● **The exercise**
Here are some records. Copy each one exactly.

● **Record set**
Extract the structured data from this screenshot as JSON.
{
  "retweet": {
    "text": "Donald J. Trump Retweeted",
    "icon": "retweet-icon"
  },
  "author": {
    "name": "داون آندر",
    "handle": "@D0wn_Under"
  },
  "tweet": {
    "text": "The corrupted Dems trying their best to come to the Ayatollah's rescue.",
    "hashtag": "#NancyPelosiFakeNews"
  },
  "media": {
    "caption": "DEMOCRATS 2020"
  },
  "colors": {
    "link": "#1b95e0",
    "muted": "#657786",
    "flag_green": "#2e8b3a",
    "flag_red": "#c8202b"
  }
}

● **Solution to this exercise**
Extract the structured data from this screenshot as JSON.
{
  "retweet": {
    "text": "Donald J. Trump Retweeted",
    "icon": "retweet-icon"
  },
  "author": {
    "name": "داون آندر",
    "handle": "@D0wn_Under"
  },
  "tweet": {
    "text": "The corrupted Dems trying their best to come to the Ayatollah's rescue.",
    "hashtag": "#NancyPelosiFakeNews"
  },
  "media": {
    "caption": "DEMOCRATS 2020"
  },
  "colors": {
    "link": "#1b95e0",
    "muted": "#657786",
    "flag_green": "#2e8b3a",
    "flag_red": "#c8202b"
  }
}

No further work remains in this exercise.